WHAT THE EXERCISE ASKS.
An exact copy of every record is needed.

EXERCISE INPUTS.
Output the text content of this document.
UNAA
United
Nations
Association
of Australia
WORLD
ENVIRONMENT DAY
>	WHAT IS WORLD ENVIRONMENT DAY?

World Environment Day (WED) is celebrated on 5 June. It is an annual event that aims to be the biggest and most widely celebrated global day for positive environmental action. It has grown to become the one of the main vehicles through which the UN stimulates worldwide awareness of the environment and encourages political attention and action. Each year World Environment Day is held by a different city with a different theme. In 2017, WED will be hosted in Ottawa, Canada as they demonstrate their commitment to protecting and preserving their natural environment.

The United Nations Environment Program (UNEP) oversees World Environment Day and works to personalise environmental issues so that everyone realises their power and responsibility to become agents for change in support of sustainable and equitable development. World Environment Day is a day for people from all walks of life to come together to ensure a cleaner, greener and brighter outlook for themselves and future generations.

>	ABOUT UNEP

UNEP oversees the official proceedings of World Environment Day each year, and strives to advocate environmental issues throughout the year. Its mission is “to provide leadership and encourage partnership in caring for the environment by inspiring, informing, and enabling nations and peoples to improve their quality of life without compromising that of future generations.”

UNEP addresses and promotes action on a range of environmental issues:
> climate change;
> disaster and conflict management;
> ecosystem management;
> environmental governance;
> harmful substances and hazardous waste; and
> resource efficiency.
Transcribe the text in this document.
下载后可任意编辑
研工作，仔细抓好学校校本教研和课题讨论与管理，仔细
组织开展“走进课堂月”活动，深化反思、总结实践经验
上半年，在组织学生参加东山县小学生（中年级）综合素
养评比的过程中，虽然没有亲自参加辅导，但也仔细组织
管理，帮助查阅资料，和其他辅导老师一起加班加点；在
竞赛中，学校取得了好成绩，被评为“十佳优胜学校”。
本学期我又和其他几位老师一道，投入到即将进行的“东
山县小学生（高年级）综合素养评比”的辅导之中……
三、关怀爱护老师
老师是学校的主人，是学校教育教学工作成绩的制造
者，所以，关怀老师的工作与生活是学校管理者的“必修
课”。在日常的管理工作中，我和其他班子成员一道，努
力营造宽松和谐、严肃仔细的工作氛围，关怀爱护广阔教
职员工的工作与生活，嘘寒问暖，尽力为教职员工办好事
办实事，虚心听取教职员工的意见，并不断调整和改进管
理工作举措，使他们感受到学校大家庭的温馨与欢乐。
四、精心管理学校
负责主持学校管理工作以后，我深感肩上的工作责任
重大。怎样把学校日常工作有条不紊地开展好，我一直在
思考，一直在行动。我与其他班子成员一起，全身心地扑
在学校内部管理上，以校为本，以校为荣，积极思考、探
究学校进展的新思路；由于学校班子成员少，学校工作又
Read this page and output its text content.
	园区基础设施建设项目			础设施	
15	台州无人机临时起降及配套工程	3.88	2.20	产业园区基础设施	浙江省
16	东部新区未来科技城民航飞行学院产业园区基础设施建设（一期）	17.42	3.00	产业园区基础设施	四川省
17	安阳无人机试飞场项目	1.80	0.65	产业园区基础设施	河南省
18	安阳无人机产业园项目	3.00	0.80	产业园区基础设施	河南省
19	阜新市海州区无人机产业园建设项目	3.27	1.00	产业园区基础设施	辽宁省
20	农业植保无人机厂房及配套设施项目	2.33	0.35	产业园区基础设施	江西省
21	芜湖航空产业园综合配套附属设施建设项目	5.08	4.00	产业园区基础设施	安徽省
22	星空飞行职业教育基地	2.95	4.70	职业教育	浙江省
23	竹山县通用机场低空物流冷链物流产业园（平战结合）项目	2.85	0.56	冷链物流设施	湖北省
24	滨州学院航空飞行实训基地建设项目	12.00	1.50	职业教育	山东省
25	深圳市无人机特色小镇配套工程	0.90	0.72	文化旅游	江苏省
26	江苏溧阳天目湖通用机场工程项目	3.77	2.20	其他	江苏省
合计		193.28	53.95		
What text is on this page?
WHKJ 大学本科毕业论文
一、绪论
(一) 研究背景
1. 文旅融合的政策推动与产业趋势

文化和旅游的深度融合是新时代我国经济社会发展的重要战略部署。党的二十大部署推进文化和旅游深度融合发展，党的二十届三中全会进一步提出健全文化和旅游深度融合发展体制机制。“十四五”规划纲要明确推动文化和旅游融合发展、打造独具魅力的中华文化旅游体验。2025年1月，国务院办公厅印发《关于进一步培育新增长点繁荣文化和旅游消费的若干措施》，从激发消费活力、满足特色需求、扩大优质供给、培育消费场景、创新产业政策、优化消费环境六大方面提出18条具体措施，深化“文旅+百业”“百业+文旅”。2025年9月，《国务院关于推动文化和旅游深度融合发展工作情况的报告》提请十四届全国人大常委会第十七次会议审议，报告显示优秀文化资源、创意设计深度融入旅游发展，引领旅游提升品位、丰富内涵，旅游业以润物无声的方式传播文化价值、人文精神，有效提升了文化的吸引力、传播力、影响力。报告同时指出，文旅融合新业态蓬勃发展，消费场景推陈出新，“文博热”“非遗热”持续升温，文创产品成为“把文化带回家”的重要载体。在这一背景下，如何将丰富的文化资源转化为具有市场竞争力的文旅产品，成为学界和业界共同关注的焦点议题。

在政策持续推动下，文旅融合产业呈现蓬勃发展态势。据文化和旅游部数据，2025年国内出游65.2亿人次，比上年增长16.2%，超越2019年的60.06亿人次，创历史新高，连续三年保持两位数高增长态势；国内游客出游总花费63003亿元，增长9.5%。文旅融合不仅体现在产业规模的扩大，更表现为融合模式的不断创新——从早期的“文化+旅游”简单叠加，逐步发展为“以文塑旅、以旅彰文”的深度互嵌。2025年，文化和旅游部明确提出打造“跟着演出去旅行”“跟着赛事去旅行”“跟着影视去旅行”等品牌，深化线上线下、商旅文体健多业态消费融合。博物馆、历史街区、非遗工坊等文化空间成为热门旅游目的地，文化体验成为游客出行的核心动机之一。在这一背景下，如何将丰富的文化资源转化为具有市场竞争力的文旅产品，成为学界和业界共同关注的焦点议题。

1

RESULT BELOW.
Output the text content of this document.
UNAA
United
Nations
Association
of Australia
WORLD
ENVIRONMENT DAY
>	WHAT IS WORLD ENVIRONMENT DAY?

World Environment Day (WED) is celebrated on 5 June. It is an annual event that aims to be the biggest and most widely celebrated global day for positive environmental action. It has grown to become the one of the main vehicles through which the UN stimulates worldwide awareness of the environment and encourages political attention and action. Each year World Environment Day is held by a different city with a different theme. In 2017, WED will be hosted in Ottawa, Canada as they demonstrate their commitment to protecting and preserving their natural environment.

The United Nations Environment Program (UNEP) oversees World Environment Day and works to personalise environmental issues so that everyone realises their power and responsibility to become agents for change in support of sustainable and equitable development. World Environment Day is a day for people from all walks of life to come together to ensure a cleaner, greener and brighter outlook for themselves and future generations.

>	ABOUT UNEP

UNEP oversees the official proceedings of World Environment Day each year, and strives to advocate environmental issues throughout the year. Its mission is “to provide leadership and encourage partnership in caring for the environment by inspiring, informing, and enabling nations and peoples to improve their quality of life without compromising that of future generations.”

UNEP addresses and promotes action on a range of environmental issues:
> climate change;
> disaster and conflict management;
> ecosystem management;
> environmental governance;
> harmful substances and hazardous waste; and
> resource efficiency.
Transcribe the text in this document.
下载后可任意编辑
研工作，仔细抓好学校校本教研和课题讨论与管理，仔细
组织开展“走进课堂月”活动，深化反思、总结实践经验
上半年，在组织学生参加东山县小学生（中年级）综合素
养评比的过程中，虽然没有亲自参加辅导，但也仔细组织
管理，帮助查阅资料，和其他辅导老师一起加班加点；在
竞赛中，学校取得了好成绩，被评为“十佳优胜学校”。
本学期我又和其他几位老师一道，投入到即将进行的“东
山县小学生（高年级）综合素养评比”的辅导之中……
三、关怀爱护老师
老师是学校的主人，是学校教育教学工作成绩的制造
者，所以，关怀老师的工作与生活是学校管理者的“必修
课”。在日常的管理工作中，我和其他班子成员一道，努
力营造宽松和谐、严肃仔细的工作氛围，关怀爱护广阔教
职员工的工作与生活，嘘寒问暖，尽力为教职员工办好事
办实事，虚心听取教职员工的意见，并不断调整和改进管
理工作举措，使他们感受到学校大家庭的温馨与欢乐。
四、精心管理学校
负责主持学校管理工作以后，我深感肩上的工作责任
重大。怎样把学校日常工作有条不紊地开展好，我一直在
思考，一直在行动。我与其他班子成员一起，全身心地扑
在学校内部管理上，以校为本，以校为荣，积极思考、探
究学校进展的新思路；由于学校班子成员少，学校工作又
Read this page and output its text content.
	园区基础设施建设项目			础设施	
15	台州无人机临时起降及配套工程	3.88	2.20	产业园区基础设施	浙江省
16	东部新区未来科技城民航飞行学院产业园区基础设施建设（一期）	17.42	3.00	产业园区基础设施	四川省
17	安阳无人机试飞场项目	1.80	0.65	产业园区基础设施	河南省
18	安阳无人机产业园项目	3.00	0.80	产业园区基础设施	河南省
19	阜新市海州区无人机产业园建设项目	3.27	1.00	产业园区基础设施	辽宁省
20	农业植保无人机厂房及配套设施项目	2.33	0.35	产业园区基础设施	江西省
21	芜湖航空产业园综合配套附属设施建设项目	5.08	4.00	产业园区基础设施	安徽省
22	星空飞行职业教育基地	2.95	4.70	职业教育	浙江省
23	竹山县通用机场低空物流冷链物流产业园（平战结合）项目	2.85	0.56	冷链物流设施	湖北省
24	滨州学院航空飞行实训基地建设项目	12.00	1.50	职业教育	山东省
25	深圳市无人机特色小镇配套工程	0.90	0.72	文化旅游	江苏省
26	江苏溧阳天目湖通用机场工程项目	3.77	2.20	其他	江苏省
合计		193.28	53.95		
What text is on this page?
WHKJ 大学本科毕业论文
一、绪论
(一) 研究背景
1. 文旅融合的政策推动与产业趋势

文化和旅游的深度融合是新时代我国经济社会发展的重要战略部署。党的二十大部署推进文化和旅游深度融合发展，党的二十届三中全会进一步提出健全文化和旅游深度融合发展体制机制。“十四五”规划纲要明确推动文化和旅游融合发展、打造独具魅力的中华文化旅游体验。2025年1月，国务院办公厅印发《关于进一步培育新增长点繁荣文化和旅游消费的若干措施》，从激发消费活力、满足特色需求、扩大优质供给、培育消费场景、创新产业政策、优化消费环境六大方面提出18条具体措施，深化“文旅+百业”“百业+文旅”。2025年9月，《国务院关于推动文化和旅游深度融合发展工作情况的报告》提请十四届全国人大常委会第十七次会议审议，报告显示优秀文化资源、创意设计深度融入旅游发展，引领旅游提升品位、丰富内涵，旅游业以润物无声的方式传播文化价值、人文精神，有效提升了文化的吸引力、传播力、影响力。报告同时指出，文旅融合新业态蓬勃发展，消费场景推陈出新，“文博热”“非遗热”持续升温，文创产品成为“把文化带回家”的重要载体。在这一背景下，如何将丰富的文化资源转化为具有市场竞争力的文旅产品，成为学界和业界共同关注的焦点议题。

在政策持续推动下，文旅融合产业呈现蓬勃发展态势。据文化和旅游部数据，2025年国内出游65.2亿人次，比上年增长16.2%，超越2019年的60.06亿人次，创历史新高，连续三年保持两位数高增长态势；国内游客出游总花费63003亿元，增长9.5%。文旅融合不仅体现在产业规模的扩大，更表现为融合模式的不断创新——从早期的“文化+旅游”简单叠加，逐步发展为“以文塑旅、以旅彰文”的深度互嵌。2025年，文化和旅游部明确提出打造“跟着演出去旅行”“跟着赛事去旅行”“跟着影视去旅行”等品牌，深化线上线下、商旅文体健多业态消费融合。博物馆、历史街区、非遗工坊等文化空间成为热门旅游目的地，文化体验成为游客出行的核心动机之一。在这一背景下，如何将丰富的文化资源转化为具有市场竞争力的文旅产品，成为学界和业界共同关注的焦点议题。

1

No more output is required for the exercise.